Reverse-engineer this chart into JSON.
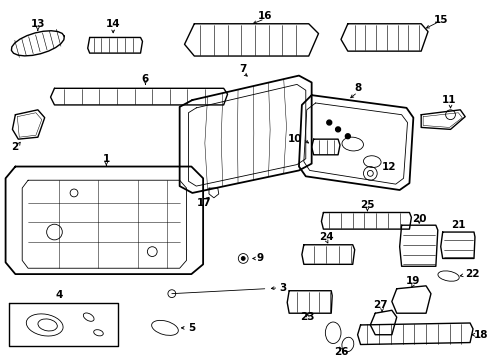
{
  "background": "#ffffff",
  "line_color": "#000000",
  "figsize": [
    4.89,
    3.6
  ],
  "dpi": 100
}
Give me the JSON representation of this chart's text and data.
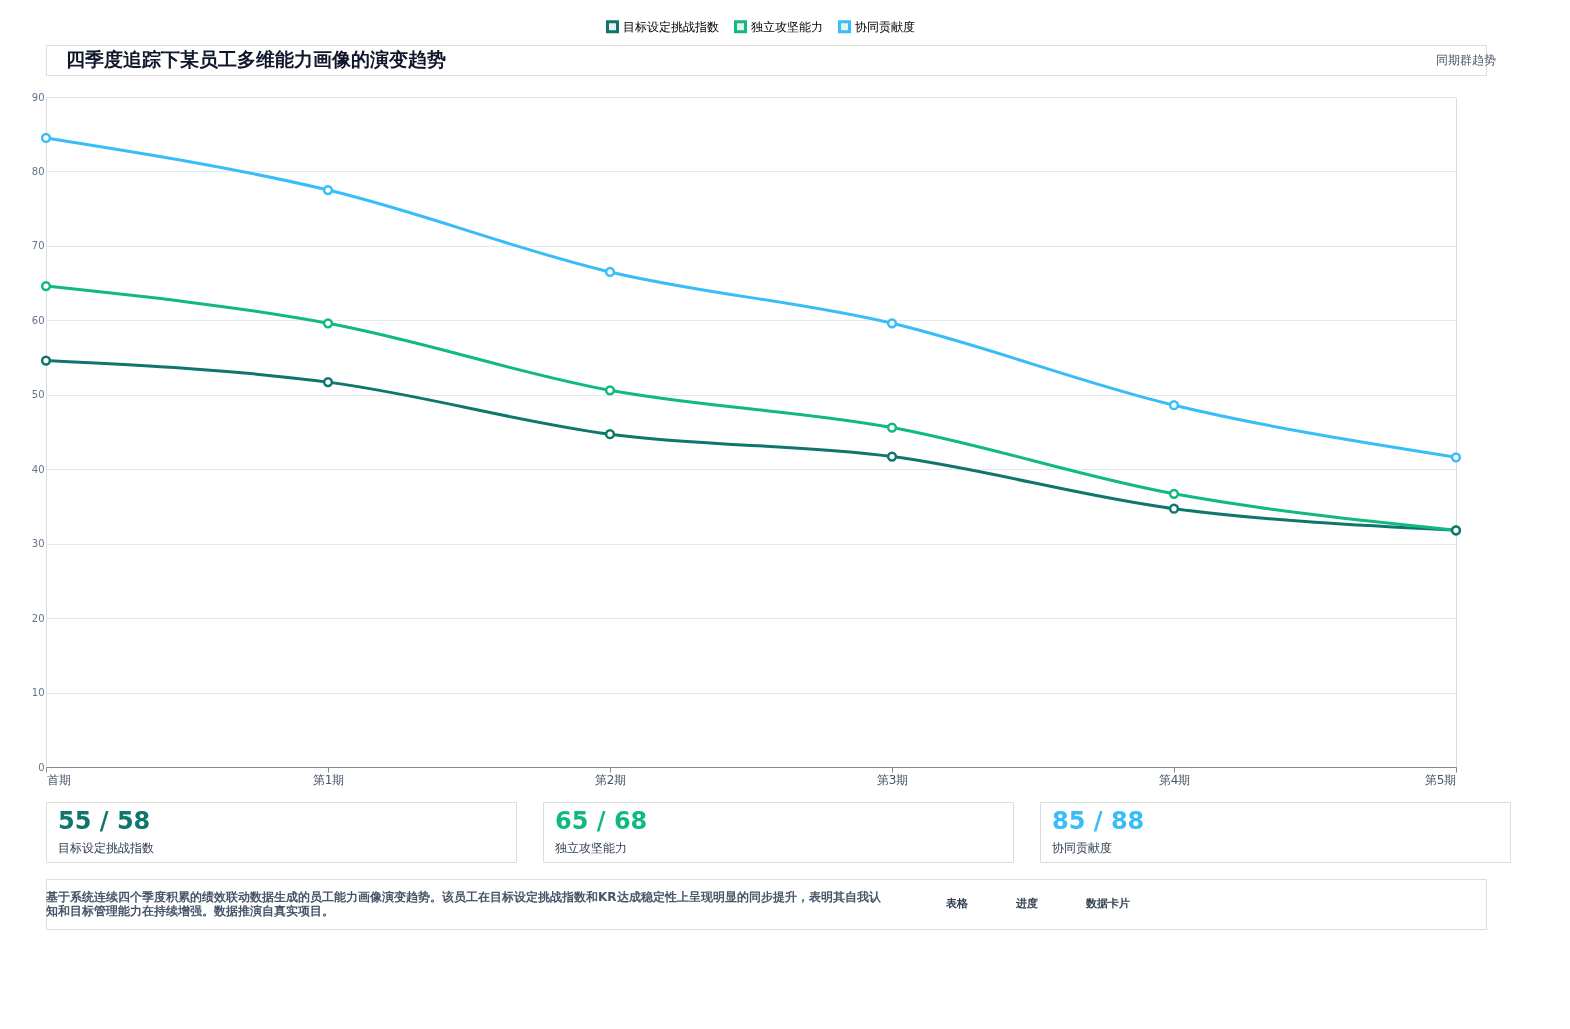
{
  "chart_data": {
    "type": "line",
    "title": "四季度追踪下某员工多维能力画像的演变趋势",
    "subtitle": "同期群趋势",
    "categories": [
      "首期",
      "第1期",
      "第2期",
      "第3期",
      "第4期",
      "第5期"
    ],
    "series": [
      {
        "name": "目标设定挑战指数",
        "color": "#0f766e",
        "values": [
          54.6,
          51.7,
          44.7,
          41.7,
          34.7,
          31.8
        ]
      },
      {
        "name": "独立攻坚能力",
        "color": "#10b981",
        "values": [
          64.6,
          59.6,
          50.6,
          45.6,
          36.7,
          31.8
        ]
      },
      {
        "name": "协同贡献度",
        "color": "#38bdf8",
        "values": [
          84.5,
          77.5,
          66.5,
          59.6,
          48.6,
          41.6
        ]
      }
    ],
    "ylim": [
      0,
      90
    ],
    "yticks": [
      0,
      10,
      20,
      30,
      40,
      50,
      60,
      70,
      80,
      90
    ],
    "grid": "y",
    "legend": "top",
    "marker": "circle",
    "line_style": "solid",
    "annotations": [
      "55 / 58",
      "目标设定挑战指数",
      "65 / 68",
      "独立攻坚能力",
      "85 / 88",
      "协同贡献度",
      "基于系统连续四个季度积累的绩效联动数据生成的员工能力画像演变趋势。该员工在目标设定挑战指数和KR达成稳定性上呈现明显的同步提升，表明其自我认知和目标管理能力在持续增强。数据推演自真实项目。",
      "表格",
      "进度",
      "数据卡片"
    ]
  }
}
==*==
* [JOB]: Exclude the pictures and transcribe all of the entries exactly.

* [SOLUTION TO THE PROBLEM]:
Reverse-engineer this chart into JSON.
{
  "background": "#ffffff",
  "line_color": "#000000",
  "figsize": [
    4.89,
    3.6
  ],
  "dpi": 100
}
Give me the JSON representation of this chart's text and data.
{
  "chart_data": {
    "type": "line",
    "title": "四季度追踪下某员工多维能力画像的演变趋势",
    "subtitle": "同期群趋势",
    "categories": [
      "首期",
      "第1期",
      "第2期",
      "第3期",
      "第4期",
      "第5期"
    ],
    "series": [
      {
        "name": "目标设定挑战指数",
        "color": "#0f766e",
        "values": [
          54.6,
          51.7,
          44.7,
          41.7,
          34.7,
          31.8
        ]
      },
      {
        "name": "独立攻坚能力",
        "color": "#10b981",
        "values": [
          64.6,
          59.6,
          50.6,
          45.6,
          36.7,
          31.8
        ]
      },
      {
        "name": "协同贡献度",
        "color": "#38bdf8",
        "values": [
          84.5,
          77.5,
          66.5,
          59.6,
          48.6,
          41.6
        ]
      }
    ],
    "ylim": [
      0,
      90
    ],
    "yticks": [
      0,
      10,
      20,
      30,
      40,
      50,
      60,
      70,
      80,
      90
    ],
    "grid": "y",
    "legend": "top",
    "marker": "circle",
    "line_style": "solid",
    "annotations": [
      "55 / 58",
      "目标设定挑战指数",
      "65 / 68",
      "独立攻坚能力",
      "85 / 88",
      "协同贡献度",
      "基于系统连续四个季度积累的绩效联动数据生成的员工能力画像演变趋势。该员工在目标设定挑战指数和KR达成稳定性上呈现明显的同步提升，表明其自我认知和目标管理能力在持续增强。数据推演自真实项目。",
      "表格",
      "进度",
      "数据卡片"
    ]
  }
}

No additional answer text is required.